Written task ▸
Write out every single entry exactly.

= = = = = = =

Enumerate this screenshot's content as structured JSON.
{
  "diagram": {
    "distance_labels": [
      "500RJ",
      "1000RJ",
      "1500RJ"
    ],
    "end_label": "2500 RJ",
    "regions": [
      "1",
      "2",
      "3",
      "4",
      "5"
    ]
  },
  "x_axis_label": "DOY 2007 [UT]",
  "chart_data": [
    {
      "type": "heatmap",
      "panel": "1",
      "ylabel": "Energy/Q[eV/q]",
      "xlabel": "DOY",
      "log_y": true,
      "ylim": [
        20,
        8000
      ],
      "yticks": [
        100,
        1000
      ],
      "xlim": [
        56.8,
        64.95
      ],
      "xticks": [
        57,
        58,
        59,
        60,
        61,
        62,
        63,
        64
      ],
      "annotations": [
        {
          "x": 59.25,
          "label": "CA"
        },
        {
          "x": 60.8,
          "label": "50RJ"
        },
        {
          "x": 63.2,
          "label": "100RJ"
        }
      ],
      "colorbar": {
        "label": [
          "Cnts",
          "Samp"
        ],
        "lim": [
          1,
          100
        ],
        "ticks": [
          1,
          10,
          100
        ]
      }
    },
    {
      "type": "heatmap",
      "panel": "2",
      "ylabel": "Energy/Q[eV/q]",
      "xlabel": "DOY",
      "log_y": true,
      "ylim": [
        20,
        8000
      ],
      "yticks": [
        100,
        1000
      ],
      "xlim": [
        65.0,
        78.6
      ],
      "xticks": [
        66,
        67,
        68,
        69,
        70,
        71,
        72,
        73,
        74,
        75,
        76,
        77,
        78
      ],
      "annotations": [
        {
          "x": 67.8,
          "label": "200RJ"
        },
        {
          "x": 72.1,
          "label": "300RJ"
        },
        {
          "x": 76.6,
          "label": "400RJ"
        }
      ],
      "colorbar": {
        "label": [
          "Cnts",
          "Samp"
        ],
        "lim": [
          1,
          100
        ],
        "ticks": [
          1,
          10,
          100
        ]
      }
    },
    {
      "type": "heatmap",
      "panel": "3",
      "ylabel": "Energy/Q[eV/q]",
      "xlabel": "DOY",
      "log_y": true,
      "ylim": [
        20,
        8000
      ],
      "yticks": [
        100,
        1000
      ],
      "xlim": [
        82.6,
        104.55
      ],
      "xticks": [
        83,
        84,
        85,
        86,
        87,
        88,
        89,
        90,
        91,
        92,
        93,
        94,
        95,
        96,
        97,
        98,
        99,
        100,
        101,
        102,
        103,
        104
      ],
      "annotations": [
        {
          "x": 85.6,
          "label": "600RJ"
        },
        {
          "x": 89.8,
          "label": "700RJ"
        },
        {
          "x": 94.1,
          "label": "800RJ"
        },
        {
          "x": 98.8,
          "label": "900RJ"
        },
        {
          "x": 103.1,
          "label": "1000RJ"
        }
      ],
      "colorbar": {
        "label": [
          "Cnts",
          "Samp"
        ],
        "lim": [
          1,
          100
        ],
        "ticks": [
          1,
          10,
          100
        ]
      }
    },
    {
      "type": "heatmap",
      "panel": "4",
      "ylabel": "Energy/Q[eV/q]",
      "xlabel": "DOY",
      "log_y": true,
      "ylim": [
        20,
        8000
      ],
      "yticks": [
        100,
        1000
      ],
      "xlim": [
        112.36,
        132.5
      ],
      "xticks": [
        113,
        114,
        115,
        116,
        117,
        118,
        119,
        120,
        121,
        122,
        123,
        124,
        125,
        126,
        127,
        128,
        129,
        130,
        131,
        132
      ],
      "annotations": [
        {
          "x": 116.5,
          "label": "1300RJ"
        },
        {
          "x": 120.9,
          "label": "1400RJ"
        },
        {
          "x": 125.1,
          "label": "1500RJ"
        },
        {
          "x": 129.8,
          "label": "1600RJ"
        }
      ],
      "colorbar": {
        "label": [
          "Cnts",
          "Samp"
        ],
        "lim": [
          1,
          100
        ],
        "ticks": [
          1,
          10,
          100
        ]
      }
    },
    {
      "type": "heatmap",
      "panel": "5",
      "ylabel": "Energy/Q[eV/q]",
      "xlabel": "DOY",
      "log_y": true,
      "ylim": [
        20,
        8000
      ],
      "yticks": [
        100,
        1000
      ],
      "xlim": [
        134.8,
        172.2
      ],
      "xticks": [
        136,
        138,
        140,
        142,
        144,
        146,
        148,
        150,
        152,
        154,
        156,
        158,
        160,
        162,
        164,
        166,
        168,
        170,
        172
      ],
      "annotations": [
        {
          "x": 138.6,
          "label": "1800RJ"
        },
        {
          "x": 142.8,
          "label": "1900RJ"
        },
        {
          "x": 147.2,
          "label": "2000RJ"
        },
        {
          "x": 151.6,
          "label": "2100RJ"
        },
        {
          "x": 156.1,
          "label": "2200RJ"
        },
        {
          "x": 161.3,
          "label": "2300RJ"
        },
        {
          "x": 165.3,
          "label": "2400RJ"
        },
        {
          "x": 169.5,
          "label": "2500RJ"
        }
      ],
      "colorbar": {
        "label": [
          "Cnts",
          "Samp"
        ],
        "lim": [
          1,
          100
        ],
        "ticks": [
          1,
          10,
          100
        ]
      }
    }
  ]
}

= = = = = = =

The result ▸
Enumerate this screenshot's content as structured JSON.
{
  "diagram": {
    "distance_labels": [
      "500RJ",
      "1000RJ",
      "1500RJ"
    ],
    "end_label": "2500 RJ",
    "regions": [
      "1",
      "2",
      "3",
      "4",
      "5"
    ]
  },
  "x_axis_label": "DOY 2007 [UT]",
  "chart_data": [
    {
      "type": "heatmap",
      "panel": "1",
      "ylabel": "Energy/Q[eV/q]",
      "xlabel": "DOY",
      "log_y": true,
      "ylim": [
        20,
        8000
      ],
      "yticks": [
        100,
        1000
      ],
      "xlim": [
        56.8,
        64.95
      ],
      "xticks": [
        57,
        58,
        59,
        60,
        61,
        62,
        63,
        64
      ],
      "annotations": [
        {
          "x": 59.25,
          "label": "CA"
        },
        {
          "x": 60.8,
          "label": "50RJ"
        },
        {
          "x": 63.2,
          "label": "100RJ"
        }
      ],
      "colorbar": {
        "label": [
          "Cnts",
          "Samp"
        ],
        "lim": [
          1,
          100
        ],
        "ticks": [
          1,
          10,
          100
        ]
      }
    },
    {
      "type": "heatmap",
      "panel": "2",
      "ylabel": "Energy/Q[eV/q]",
      "xlabel": "DOY",
      "log_y": true,
      "ylim": [
        20,
        8000
      ],
      "yticks": [
        100,
        1000
      ],
      "xlim": [
        65.0,
        78.6
      ],
      "xticks": [
        66,
        67,
        68,
        69,
        70,
        71,
        72,
        73,
        74,
        75,
        76,
        77,
        78
      ],
      "annotations": [
        {
          "x": 67.8,
          "label": "200RJ"
        },
        {
          "x": 72.1,
          "label": "300RJ"
        },
        {
          "x": 76.6,
          "label": "400RJ"
        }
      ],
      "colorbar": {
        "label": [
          "Cnts",
          "Samp"
        ],
        "lim": [
          1,
          100
        ],
        "ticks": [
          1,
          10,
          100
        ]
      }
    },
    {
      "type": "heatmap",
      "panel": "3",
      "ylabel": "Energy/Q[eV/q]",
      "xlabel": "DOY",
      "log_y": true,
      "ylim": [
        20,
        8000
      ],
      "yticks": [
        100,
        1000
      ],
      "xlim": [
        82.6,
        104.55
      ],
      "xticks": [
        83,
        84,
        85,
        86,
        87,
        88,
        89,
        90,
        91,
        92,
        93,
        94,
        95,
        96,
        97,
        98,
        99,
        100,
        101,
        102,
        103,
        104
      ],
      "annotations": [
        {
          "x": 85.6,
          "label": "600RJ"
        },
        {
          "x": 89.8,
          "label": "700RJ"
        },
        {
          "x": 94.1,
          "label": "800RJ"
        },
        {
          "x": 98.8,
          "label": "900RJ"
        },
        {
          "x": 103.1,
          "label": "1000RJ"
        }
      ],
      "colorbar": {
        "label": [
          "Cnts",
          "Samp"
        ],
        "lim": [
          1,
          100
        ],
        "ticks": [
          1,
          10,
          100
        ]
      }
    },
    {
      "type": "heatmap",
      "panel": "4",
      "ylabel": "Energy/Q[eV/q]",
      "xlabel": "DOY",
      "log_y": true,
      "ylim": [
        20,
        8000
      ],
      "yticks": [
        100,
        1000
      ],
      "xlim": [
        112.36,
        132.5
      ],
      "xticks": [
        113,
        114,
        115,
        116,
        117,
        118,
        119,
        120,
        121,
        122,
        123,
        124,
        125,
        126,
        127,
        128,
        129,
        130,
        131,
        132
      ],
      "annotations": [
        {
          "x": 116.5,
          "label": "1300RJ"
        },
        {
          "x": 120.9,
          "label": "1400RJ"
        },
        {
          "x": 125.1,
          "label": "1500RJ"
        },
        {
          "x": 129.8,
          "label": "1600RJ"
        }
      ],
      "colorbar": {
        "label": [
          "Cnts",
          "Samp"
        ],
        "lim": [
          1,
          100
        ],
        "ticks": [
          1,
          10,
          100
        ]
      }
    },
    {
      "type": "heatmap",
      "panel": "5",
      "ylabel": "Energy/Q[eV/q]",
      "xlabel": "DOY",
      "log_y": true,
      "ylim": [
        20,
        8000
      ],
      "yticks": [
        100,
        1000
      ],
      "xlim": [
        134.8,
        172.2
      ],
      "xticks": [
        136,
        138,
        140,
        142,
        144,
        146,
        148,
        150,
        152,
        154,
        156,
        158,
        160,
        162,
        164,
        166,
        168,
        170,
        172
      ],
      "annotations": [
        {
          "x": 138.6,
          "label": "1800RJ"
        },
        {
          "x": 142.8,
          "label": "1900RJ"
        },
        {
          "x": 147.2,
          "label": "2000RJ"
        },
        {
          "x": 151.6,
          "label": "2100RJ"
        },
        {
          "x": 156.1,
          "label": "2200RJ"
        },
        {
          "x": 161.3,
          "label": "2300RJ"
        },
        {
          "x": 165.3,
          "label": "2400RJ"
        },
        {
          "x": 169.5,
          "label": "2500RJ"
        }
      ],
      "colorbar": {
        "label": [
          "Cnts",
          "Samp"
        ],
        "lim": [
          1,
          100
        ],
        "ticks": [
          1,
          10,
          100
        ]
      }
    }
  ]
}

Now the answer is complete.